- [TEXT FOR ANALYSIS]:
This shouldn't happen. As I've written before, the RSS 2.0 Specification dictates that the "pubDate" field "indicates when the item was published", not when the item was modified.
If notifications of modified pages are deemed to be necessary, offer them as a seperate feed. Remember: Give the user selectivity.
That small, orange "XML" button means absolutely nothing to the average web user. When clicked, the button returns what appears to be garbage (with a few exceptions) - so, if anything, the average user is learning to AVOID the button!
This needn't be the case. Use XSLT (or even CSS) to apply styling to the feeds to make them human-readable. XHTML comments can be employed within the feed to explain to the user what it is and how it can be used with a RSS Reader. XSLT, CSS and XHTML comments do not have any effect on RSS Readers, they work equally well for RSS, RDF and Atom. The use of XSLT, CSS or XHTML comments does not compromise feed validation.
See Sean M. Burke's "Making RSS Pretty" for implementation details.

- [DATA TO EXAMINE]:

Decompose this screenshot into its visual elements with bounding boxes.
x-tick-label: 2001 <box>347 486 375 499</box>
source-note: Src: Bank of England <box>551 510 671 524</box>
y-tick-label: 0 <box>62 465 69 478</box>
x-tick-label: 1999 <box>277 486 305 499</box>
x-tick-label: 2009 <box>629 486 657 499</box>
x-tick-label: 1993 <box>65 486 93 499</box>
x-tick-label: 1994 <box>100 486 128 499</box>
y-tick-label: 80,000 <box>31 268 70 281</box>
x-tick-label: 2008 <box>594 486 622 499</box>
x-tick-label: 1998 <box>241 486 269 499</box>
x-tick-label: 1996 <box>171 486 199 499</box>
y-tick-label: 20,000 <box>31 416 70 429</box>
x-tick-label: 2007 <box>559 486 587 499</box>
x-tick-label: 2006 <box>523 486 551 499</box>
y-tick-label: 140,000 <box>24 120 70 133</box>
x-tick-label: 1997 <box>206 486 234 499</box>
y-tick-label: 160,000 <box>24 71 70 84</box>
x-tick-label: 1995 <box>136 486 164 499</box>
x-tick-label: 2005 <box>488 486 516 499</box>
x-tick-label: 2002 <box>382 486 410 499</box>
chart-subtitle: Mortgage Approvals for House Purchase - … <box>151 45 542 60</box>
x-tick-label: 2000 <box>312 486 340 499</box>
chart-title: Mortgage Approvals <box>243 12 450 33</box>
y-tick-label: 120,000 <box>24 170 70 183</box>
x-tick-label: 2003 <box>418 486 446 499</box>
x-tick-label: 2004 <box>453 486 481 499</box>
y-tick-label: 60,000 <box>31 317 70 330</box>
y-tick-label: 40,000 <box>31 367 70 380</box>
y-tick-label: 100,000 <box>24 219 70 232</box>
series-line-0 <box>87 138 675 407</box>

- [TASK INSTRUCTIONS]: Rewrite the passage on RSS feeds between "That small, orange" and "for implementation details.", inclusive, replacing each "button" with "icon". The lines come from a different source than the text.

- [RESULT]:
That small, orange "XML" icon means absolutely nothing to the average web user. When clicked, the icon returns what appears to be garbage (with a few exceptions) - so, if anything, the average user is learning to AVOID the icon!
This needn't be the case. Use XSLT (or even CSS) to apply styling to the feeds to make them human-readable. XHTML comments can be employed within the feed to explain to the user what it is and how it can be used with a RSS Reader. XSLT, CSS and XHTML comments do not have any effect on RSS Readers, they work equally well for RSS, RDF and Atom. The use of XSLT, CSS or XHTML comments does not compromise feed validation.
See Sean M. Burke's "Making RSS Pretty" for implementation details.